--- START Given information ---

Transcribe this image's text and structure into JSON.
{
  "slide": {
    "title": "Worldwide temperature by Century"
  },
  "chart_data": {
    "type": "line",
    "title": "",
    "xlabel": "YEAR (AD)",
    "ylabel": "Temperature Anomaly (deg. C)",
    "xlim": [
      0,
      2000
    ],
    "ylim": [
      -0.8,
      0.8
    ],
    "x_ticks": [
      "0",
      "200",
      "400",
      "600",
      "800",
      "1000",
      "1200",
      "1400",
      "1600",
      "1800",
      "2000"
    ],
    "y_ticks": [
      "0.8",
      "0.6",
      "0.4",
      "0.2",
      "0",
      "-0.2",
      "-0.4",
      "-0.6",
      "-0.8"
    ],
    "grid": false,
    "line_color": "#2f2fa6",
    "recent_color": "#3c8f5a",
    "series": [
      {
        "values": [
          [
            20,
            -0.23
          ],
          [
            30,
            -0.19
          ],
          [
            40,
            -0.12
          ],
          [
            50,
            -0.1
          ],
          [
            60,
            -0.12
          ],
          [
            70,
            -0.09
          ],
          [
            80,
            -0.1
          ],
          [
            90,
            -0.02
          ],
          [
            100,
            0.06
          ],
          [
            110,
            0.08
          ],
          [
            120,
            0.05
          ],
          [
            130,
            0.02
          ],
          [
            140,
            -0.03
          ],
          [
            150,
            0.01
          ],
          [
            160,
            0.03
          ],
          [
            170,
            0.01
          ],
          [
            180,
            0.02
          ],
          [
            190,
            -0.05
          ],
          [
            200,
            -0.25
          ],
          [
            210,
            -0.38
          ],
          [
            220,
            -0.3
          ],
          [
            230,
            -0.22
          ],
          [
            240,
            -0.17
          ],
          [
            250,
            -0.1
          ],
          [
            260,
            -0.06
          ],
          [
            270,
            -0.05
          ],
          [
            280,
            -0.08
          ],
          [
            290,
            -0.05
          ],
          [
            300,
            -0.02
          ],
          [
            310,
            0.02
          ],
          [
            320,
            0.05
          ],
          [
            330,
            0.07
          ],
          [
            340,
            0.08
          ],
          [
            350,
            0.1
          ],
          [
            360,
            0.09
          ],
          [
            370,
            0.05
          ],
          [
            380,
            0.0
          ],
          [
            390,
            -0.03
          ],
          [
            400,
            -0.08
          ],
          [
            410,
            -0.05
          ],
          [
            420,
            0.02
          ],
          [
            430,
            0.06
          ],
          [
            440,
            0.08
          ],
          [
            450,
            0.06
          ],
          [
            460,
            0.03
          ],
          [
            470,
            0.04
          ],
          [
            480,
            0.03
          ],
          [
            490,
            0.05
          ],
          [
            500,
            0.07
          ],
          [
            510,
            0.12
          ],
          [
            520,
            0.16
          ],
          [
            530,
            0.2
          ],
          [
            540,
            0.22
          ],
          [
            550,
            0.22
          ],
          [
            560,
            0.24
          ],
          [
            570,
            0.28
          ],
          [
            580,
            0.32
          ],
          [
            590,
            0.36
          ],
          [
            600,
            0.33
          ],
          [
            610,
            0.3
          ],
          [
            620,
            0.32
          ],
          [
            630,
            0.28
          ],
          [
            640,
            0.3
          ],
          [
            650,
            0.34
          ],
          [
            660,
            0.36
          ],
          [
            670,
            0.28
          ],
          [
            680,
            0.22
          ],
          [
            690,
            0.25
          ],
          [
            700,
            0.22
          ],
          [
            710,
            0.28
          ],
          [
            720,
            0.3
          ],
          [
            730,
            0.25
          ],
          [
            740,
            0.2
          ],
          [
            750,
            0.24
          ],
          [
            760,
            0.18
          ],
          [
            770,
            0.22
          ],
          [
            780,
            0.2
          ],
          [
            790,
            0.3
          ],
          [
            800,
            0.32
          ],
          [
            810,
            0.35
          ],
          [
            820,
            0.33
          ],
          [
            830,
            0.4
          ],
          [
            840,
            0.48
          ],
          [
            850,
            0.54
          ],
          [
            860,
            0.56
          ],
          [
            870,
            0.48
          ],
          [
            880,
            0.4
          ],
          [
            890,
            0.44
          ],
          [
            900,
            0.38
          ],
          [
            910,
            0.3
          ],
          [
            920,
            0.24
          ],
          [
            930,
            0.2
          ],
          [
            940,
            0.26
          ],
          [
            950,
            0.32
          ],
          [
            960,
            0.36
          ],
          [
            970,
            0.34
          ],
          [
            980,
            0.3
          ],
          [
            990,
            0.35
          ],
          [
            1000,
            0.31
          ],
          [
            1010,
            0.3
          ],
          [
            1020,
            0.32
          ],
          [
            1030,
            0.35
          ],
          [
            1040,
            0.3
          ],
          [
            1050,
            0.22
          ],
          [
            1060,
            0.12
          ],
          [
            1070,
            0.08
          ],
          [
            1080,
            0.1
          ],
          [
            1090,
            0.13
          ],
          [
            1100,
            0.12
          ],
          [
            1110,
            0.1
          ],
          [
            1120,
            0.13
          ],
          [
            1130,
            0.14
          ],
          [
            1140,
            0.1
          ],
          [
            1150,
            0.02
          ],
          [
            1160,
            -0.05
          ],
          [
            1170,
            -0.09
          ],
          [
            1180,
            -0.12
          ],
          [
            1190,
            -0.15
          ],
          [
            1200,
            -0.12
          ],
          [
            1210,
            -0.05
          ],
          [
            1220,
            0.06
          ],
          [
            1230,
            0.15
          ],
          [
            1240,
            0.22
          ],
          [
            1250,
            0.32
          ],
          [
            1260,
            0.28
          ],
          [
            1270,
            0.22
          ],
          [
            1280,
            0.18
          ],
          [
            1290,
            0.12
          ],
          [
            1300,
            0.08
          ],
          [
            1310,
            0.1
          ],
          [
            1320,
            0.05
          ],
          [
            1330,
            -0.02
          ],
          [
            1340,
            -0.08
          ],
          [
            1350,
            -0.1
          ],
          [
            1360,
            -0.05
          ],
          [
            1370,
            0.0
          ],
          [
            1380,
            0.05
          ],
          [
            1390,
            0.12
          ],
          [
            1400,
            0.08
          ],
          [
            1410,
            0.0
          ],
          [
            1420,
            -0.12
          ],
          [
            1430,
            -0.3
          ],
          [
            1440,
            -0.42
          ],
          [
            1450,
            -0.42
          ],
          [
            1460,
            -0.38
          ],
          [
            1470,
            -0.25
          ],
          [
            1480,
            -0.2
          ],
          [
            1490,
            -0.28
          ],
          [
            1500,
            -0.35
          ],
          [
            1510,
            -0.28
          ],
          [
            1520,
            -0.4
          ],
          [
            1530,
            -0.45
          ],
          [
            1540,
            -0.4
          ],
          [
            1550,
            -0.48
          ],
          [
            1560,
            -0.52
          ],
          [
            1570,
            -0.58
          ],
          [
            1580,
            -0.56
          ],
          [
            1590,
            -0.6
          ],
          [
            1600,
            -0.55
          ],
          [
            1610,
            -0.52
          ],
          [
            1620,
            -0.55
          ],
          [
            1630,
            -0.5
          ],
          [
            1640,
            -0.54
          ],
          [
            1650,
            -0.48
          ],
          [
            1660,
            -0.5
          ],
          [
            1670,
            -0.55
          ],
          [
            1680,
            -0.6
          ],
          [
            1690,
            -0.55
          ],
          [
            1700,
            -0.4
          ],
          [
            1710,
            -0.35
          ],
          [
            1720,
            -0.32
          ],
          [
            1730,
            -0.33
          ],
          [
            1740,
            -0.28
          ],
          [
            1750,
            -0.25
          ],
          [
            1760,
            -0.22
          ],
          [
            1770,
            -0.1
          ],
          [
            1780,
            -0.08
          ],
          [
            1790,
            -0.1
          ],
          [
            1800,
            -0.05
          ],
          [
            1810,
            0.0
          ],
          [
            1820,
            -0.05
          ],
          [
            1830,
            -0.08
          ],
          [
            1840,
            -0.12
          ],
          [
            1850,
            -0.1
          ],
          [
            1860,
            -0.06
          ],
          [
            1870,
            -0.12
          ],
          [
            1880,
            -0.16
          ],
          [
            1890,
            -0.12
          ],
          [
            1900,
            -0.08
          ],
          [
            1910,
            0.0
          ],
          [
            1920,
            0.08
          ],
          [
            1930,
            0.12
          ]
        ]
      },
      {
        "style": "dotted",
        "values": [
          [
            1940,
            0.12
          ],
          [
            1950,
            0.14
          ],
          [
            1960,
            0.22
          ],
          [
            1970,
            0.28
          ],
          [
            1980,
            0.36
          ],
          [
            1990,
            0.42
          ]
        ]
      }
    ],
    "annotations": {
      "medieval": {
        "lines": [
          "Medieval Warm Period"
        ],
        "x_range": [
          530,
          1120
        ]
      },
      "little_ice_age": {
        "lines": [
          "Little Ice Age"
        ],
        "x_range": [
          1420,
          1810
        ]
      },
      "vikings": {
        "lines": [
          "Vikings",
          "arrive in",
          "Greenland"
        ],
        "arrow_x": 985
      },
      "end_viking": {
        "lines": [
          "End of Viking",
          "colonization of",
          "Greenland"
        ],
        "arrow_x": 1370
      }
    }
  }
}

--- END Given information ---

> _Aim_:
Pick out and copy the lines of the material that include the word "title".

> _Reply_:
    "title": "Worldwide temperature by Century"
    "title": "",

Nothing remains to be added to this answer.